┌──

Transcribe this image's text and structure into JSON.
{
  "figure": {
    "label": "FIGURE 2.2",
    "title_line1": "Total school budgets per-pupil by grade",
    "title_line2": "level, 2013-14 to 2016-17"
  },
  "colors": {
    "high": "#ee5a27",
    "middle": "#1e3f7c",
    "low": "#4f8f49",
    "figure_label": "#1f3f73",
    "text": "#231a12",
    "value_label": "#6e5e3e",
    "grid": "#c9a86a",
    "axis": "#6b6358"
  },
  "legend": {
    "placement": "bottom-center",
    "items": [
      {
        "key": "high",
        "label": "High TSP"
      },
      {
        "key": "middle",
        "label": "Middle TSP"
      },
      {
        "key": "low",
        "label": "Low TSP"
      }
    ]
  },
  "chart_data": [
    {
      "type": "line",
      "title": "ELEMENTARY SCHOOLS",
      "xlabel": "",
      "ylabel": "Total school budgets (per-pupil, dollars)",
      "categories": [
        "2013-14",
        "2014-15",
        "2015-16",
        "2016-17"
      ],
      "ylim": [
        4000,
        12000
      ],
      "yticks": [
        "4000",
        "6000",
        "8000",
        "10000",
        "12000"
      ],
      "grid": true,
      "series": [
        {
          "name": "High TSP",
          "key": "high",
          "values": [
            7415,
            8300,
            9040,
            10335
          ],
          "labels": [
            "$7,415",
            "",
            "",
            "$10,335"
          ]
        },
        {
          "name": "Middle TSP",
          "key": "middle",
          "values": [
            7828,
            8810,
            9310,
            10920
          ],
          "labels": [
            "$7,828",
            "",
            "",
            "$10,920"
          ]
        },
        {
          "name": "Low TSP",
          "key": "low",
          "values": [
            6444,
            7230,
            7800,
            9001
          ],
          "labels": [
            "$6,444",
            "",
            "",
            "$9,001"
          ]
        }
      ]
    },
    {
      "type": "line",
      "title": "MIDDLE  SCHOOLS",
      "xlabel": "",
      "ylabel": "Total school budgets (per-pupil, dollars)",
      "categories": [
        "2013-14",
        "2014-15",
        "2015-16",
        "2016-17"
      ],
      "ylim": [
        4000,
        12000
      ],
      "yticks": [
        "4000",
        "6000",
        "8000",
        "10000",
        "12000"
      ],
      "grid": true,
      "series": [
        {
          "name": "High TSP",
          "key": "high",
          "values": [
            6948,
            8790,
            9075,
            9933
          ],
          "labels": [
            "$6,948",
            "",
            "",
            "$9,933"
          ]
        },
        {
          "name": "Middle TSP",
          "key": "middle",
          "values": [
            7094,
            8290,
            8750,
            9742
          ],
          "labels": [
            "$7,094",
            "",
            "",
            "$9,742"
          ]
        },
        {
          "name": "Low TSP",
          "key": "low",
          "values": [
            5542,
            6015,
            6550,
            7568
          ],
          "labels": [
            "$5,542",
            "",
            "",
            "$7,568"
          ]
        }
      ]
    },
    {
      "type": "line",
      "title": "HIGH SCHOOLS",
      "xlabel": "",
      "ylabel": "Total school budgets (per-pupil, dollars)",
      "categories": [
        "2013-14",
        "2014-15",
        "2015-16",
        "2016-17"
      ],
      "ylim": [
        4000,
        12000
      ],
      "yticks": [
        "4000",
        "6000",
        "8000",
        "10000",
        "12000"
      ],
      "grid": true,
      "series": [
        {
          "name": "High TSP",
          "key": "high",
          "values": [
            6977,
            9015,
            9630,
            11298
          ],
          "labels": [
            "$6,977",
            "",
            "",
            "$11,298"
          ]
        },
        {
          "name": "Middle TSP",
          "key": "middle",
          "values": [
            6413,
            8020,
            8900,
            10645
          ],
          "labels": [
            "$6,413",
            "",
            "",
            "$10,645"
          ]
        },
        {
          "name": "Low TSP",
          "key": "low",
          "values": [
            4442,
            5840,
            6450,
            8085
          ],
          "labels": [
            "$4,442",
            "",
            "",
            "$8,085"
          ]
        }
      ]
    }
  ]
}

└──

**What the exercise asks**:
Give all the entries again exactly; leave none out.

**Answer for the task**:
Transcribe this image's text and structure into JSON.
{
  "figure": {
    "label": "FIGURE 2.2",
    "title_line1": "Total school budgets per-pupil by grade",
    "title_line2": "level, 2013-14 to 2016-17"
  },
  "colors": {
    "high": "#ee5a27",
    "middle": "#1e3f7c",
    "low": "#4f8f49",
    "figure_label": "#1f3f73",
    "text": "#231a12",
    "value_label": "#6e5e3e",
    "grid": "#c9a86a",
    "axis": "#6b6358"
  },
  "legend": {
    "placement": "bottom-center",
    "items": [
      {
        "key": "high",
        "label": "High TSP"
      },
      {
        "key": "middle",
        "label": "Middle TSP"
      },
      {
        "key": "low",
        "label": "Low TSP"
      }
    ]
  },
  "chart_data": [
    {
      "type": "line",
      "title": "ELEMENTARY SCHOOLS",
      "xlabel": "",
      "ylabel": "Total school budgets (per-pupil, dollars)",
      "categories": [
        "2013-14",
        "2014-15",
        "2015-16",
        "2016-17"
      ],
      "ylim": [
        4000,
        12000
      ],
      "yticks": [
        "4000",
        "6000",
        "8000",
        "10000",
        "12000"
      ],
      "grid": true,
      "series": [
        {
          "name": "High TSP",
          "key": "high",
          "values": [
            7415,
            8300,
            9040,
            10335
          ],
          "labels": [
            "$7,415",
            "",
            "",
            "$10,335"
          ]
        },
        {
          "name": "Middle TSP",
          "key": "middle",
          "values": [
            7828,
            8810,
            9310,
            10920
          ],
          "labels": [
            "$7,828",
            "",
            "",
            "$10,920"
          ]
        },
        {
          "name": "Low TSP",
          "key": "low",
          "values": [
            6444,
            7230,
            7800,
            9001
          ],
          "labels": [
            "$6,444",
            "",
            "",
            "$9,001"
          ]
        }
      ]
    },
    {
      "type": "line",
      "title": "MIDDLE  SCHOOLS",
      "xlabel": "",
      "ylabel": "Total school budgets (per-pupil, dollars)",
      "categories": [
        "2013-14",
        "2014-15",
        "2015-16",
        "2016-17"
      ],
      "ylim": [
        4000,
        12000
      ],
      "yticks": [
        "4000",
        "6000",
        "8000",
        "10000",
        "12000"
      ],
      "grid": true,
      "series": [
        {
          "name": "High TSP",
          "key": "high",
          "values": [
            6948,
            8790,
            9075,
            9933
          ],
          "labels": [
            "$6,948",
            "",
            "",
            "$9,933"
          ]
        },
        {
          "name": "Middle TSP",
          "key": "middle",
          "values": [
            7094,
            8290,
            8750,
            9742
          ],
          "labels": [
            "$7,094",
            "",
            "",
            "$9,742"
          ]
        },
        {
          "name": "Low TSP",
          "key": "low",
          "values": [
            5542,
            6015,
            6550,
            7568
          ],
          "labels": [
            "$5,542",
            "",
            "",
            "$7,568"
          ]
        }
      ]
    },
    {
      "type": "line",
      "title": "HIGH SCHOOLS",
      "xlabel": "",
      "ylabel": "Total school budgets (per-pupil, dollars)",
      "categories": [
        "2013-14",
        "2014-15",
        "2015-16",
        "2016-17"
      ],
      "ylim": [
        4000,
        12000
      ],
      "yticks": [
        "4000",
        "6000",
        "8000",
        "10000",
        "12000"
      ],
      "grid": true,
      "series": [
        {
          "name": "High TSP",
          "key": "high",
          "values": [
            6977,
            9015,
            9630,
            11298
          ],
          "labels": [
            "$6,977",
            "",
            "",
            "$11,298"
          ]
        },
        {
          "name": "Middle TSP",
          "key": "middle",
          "values": [
            6413,
            8020,
            8900,
            10645
          ],
          "labels": [
            "$6,413",
            "",
            "",
            "$10,645"
          ]
        },
        {
          "name": "Low TSP",
          "key": "low",
          "values": [
            4442,
            5840,
            6450,
            8085
          ],
          "labels": [
            "$4,442",
            "",
            "",
            "$8,085"
          ]
        }
      ]
    }
  ]
}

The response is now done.